»»

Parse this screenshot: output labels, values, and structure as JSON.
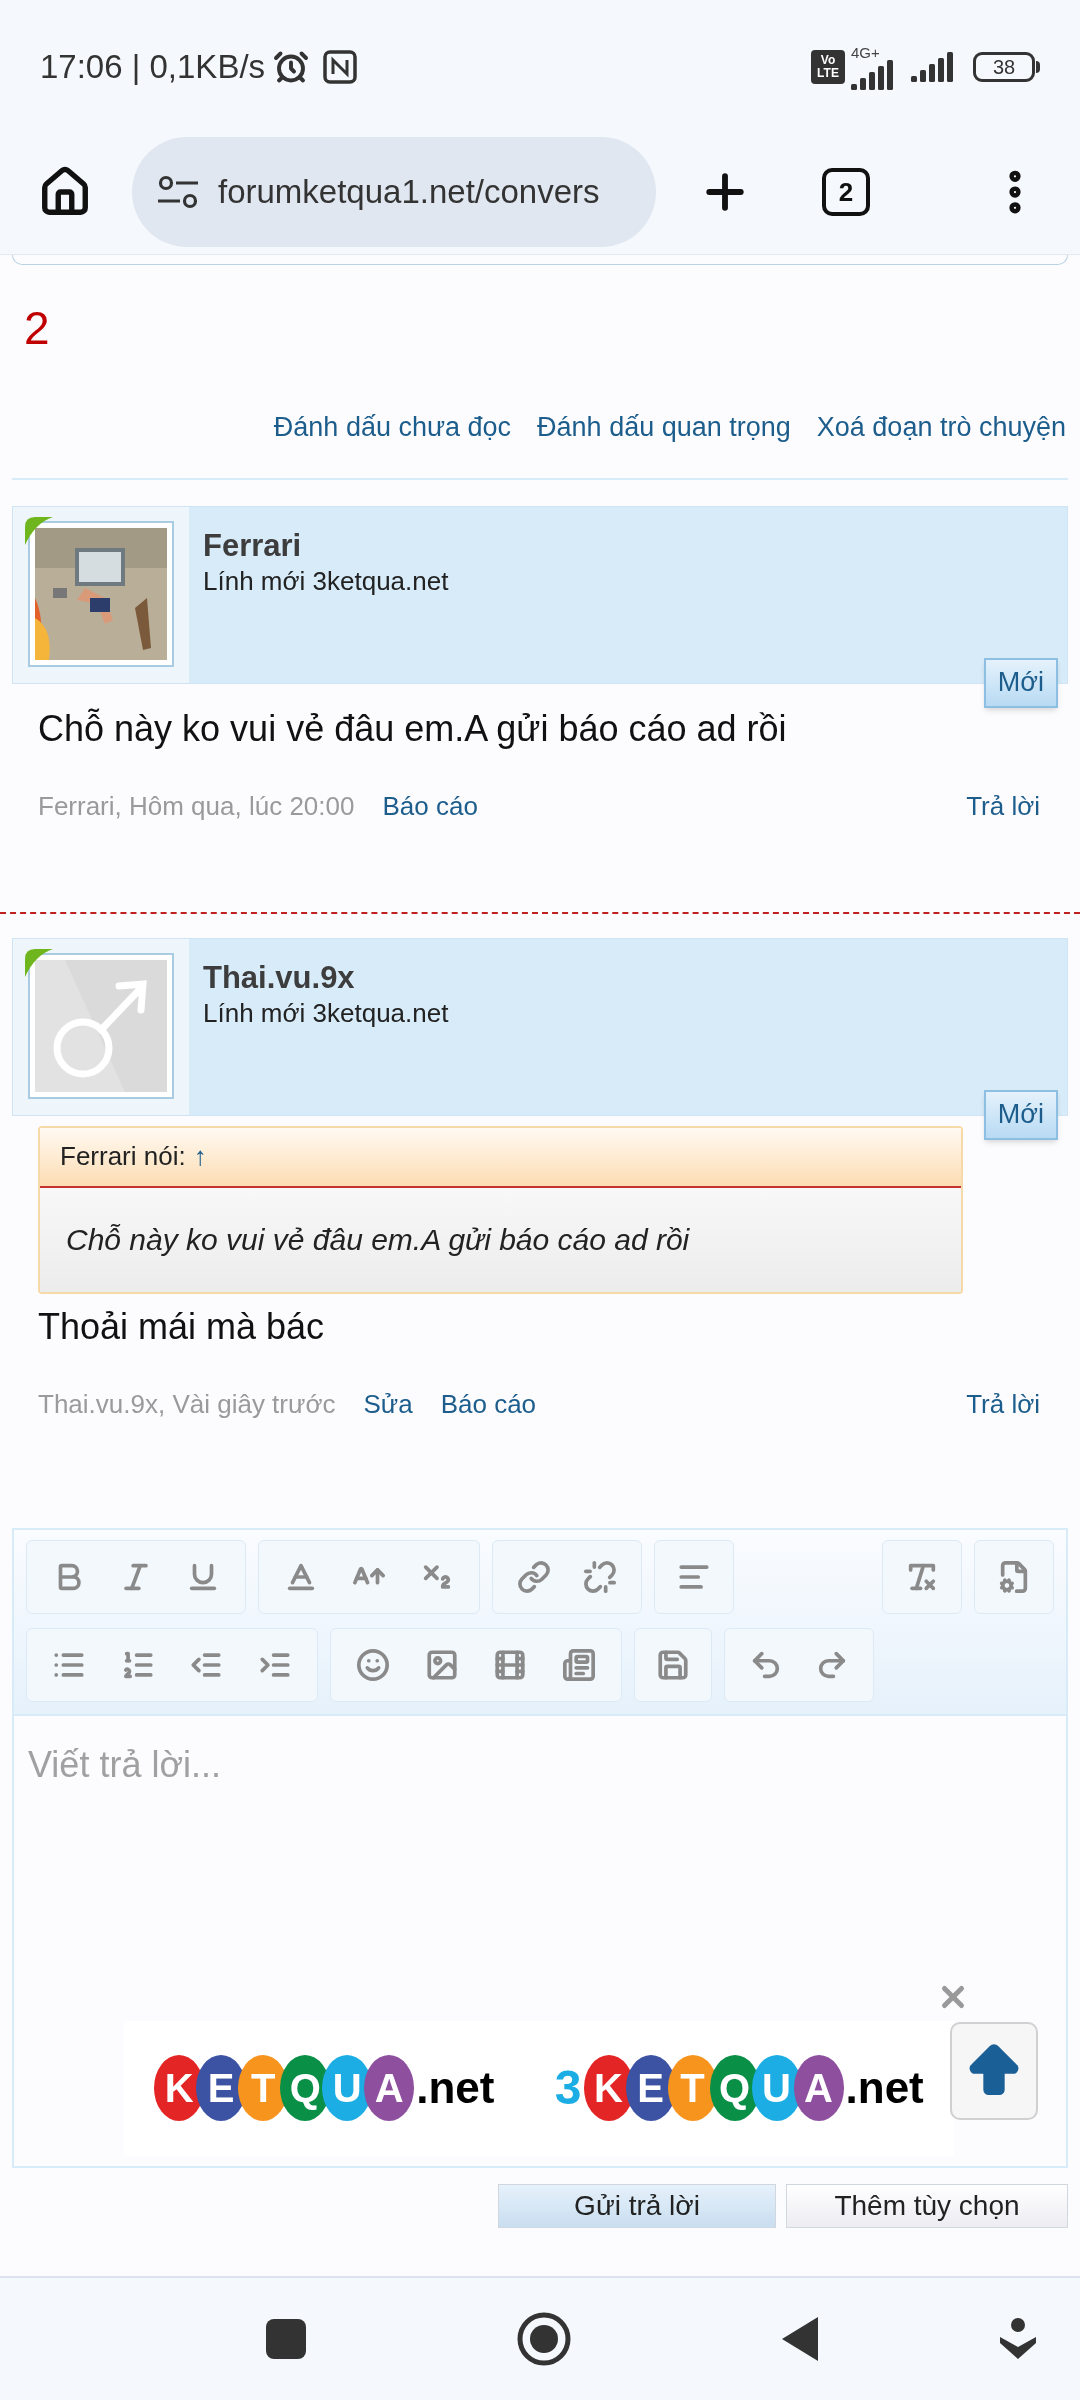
{
  "status_bar": {
    "time": "17:06 | 0,1KB/s",
    "volte": [
      "Vo",
      "LTE"
    ],
    "network_type": "4G+",
    "battery": "38"
  },
  "browser": {
    "url": "forumketqua1.net/convers",
    "tab_count": "2"
  },
  "conversation": {
    "reply_count": "2",
    "actions": [
      "Đánh dấu chưa đọc",
      "Đánh dấu quan trọng",
      "Xoá đoạn trò chuyện"
    ]
  },
  "messages": [
    {
      "author": "Ferrari",
      "user_title": "Lính mới 3ketqua.net",
      "avatar": {
        "kind": "picture"
      },
      "badge": "Mới",
      "body": "Chỗ này ko vui vẻ đâu em.A gửi báo cáo ad rồi",
      "meta": "Ferrari, Hôm qua, lúc 20:00",
      "links": [
        "Báo cáo"
      ],
      "reply": "Trả lời"
    },
    {
      "author": "Thai.vu.9x",
      "user_title": "Lính mới 3ketqua.net",
      "avatar": {
        "kind": "default"
      },
      "badge": "Mới",
      "quote": {
        "author": "Ferrari nói:",
        "arrow": "↑",
        "text": "Chỗ này ko vui vẻ đâu em.A gửi báo cáo ad rồi"
      },
      "body": "Thoải mái mà bác",
      "meta": "Thai.vu.9x, Vài giây trước",
      "links": [
        "Sửa",
        "Báo cáo"
      ],
      "reply": "Trả lời"
    }
  ],
  "editor": {
    "placeholder": "Viết trả lời...",
    "ads": [
      {
        "suffix": ".net",
        "letters": [
          {
            "char": "K",
            "color": "#e32526"
          },
          {
            "char": "E",
            "color": "#3c53a4"
          },
          {
            "char": "T",
            "color": "#f7941d"
          },
          {
            "char": "Q",
            "color": "#0a8f47"
          },
          {
            "char": "U",
            "color": "#1cade4"
          },
          {
            "char": "A",
            "color": "#8e4f9f"
          }
        ]
      },
      {
        "prefix": "3",
        "suffix": ".net",
        "letters": [
          {
            "char": "K",
            "color": "#e32526"
          },
          {
            "char": "E",
            "color": "#3c53a4"
          },
          {
            "char": "T",
            "color": "#f7941d"
          },
          {
            "char": "Q",
            "color": "#0a8f47"
          },
          {
            "char": "U",
            "color": "#1cade4"
          },
          {
            "char": "A",
            "color": "#8e4f9f"
          }
        ]
      }
    ]
  },
  "buttons": [
    "Gửi trả lời",
    "Thêm tùy chọn"
  ]
}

««

### Aim of the exercise
Without the pictures, transcribe the listing above exactly.

### Solution for this task
Parse this screenshot: output labels, values, and structure as JSON.
{
  "status_bar": {
    "time": "17:06 | 0,1KB/s",
    "volte": [
      "Vo",
      "LTE"
    ],
    "network_type": "4G+",
    "battery": "38"
  },
  "browser": {
    "url": "forumketqua1.net/convers",
    "tab_count": "2"
  },
  "conversation": {
    "reply_count": "2",
    "actions": [
      "Đánh dấu chưa đọc",
      "Đánh dấu quan trọng",
      "Xoá đoạn trò chuyện"
    ]
  },
  "messages": [
    {
      "author": "Ferrari",
      "user_title": "Lính mới 3ketqua.net",
      "avatar": {
        "kind": "picture"
      },
      "badge": "Mới",
      "body": "Chỗ này ko vui vẻ đâu em.A gửi báo cáo ad rồi",
      "meta": "Ferrari, Hôm qua, lúc 20:00",
      "links": [
        "Báo cáo"
      ],
      "reply": "Trả lời"
    },
    {
      "author": "Thai.vu.9x",
      "user_title": "Lính mới 3ketqua.net",
      "avatar": {
        "kind": "default"
      },
      "badge": "Mới",
      "quote": {
        "author": "Ferrari nói:",
        "arrow": "↑",
        "text": "Chỗ này ko vui vẻ đâu em.A gửi báo cáo ad rồi"
      },
      "body": "Thoải mái mà bác",
      "meta": "Thai.vu.9x, Vài giây trước",
      "links": [
        "Sửa",
        "Báo cáo"
      ],
      "reply": "Trả lời"
    }
  ],
  "editor": {
    "placeholder": "Viết trả lời...",
    "ads": [
      {
        "suffix": ".net",
        "letters": [
          {
            "char": "K",
            "color": "#e32526"
          },
          {
            "char": "E",
            "color": "#3c53a4"
          },
          {
            "char": "T",
            "color": "#f7941d"
          },
          {
            "char": "Q",
            "color": "#0a8f47"
          },
          {
            "char": "U",
            "color": "#1cade4"
          },
          {
            "char": "A",
            "color": "#8e4f9f"
          }
        ]
      },
      {
        "prefix": "3",
        "suffix": ".net",
        "letters": [
          {
            "char": "K",
            "color": "#e32526"
          },
          {
            "char": "E",
            "color": "#3c53a4"
          },
          {
            "char": "T",
            "color": "#f7941d"
          },
          {
            "char": "Q",
            "color": "#0a8f47"
          },
          {
            "char": "U",
            "color": "#1cade4"
          },
          {
            "char": "A",
            "color": "#8e4f9f"
          }
        ]
      }
    ]
  },
  "buttons": [
    "Gửi trả lời",
    "Thêm tùy chọn"
  ]
}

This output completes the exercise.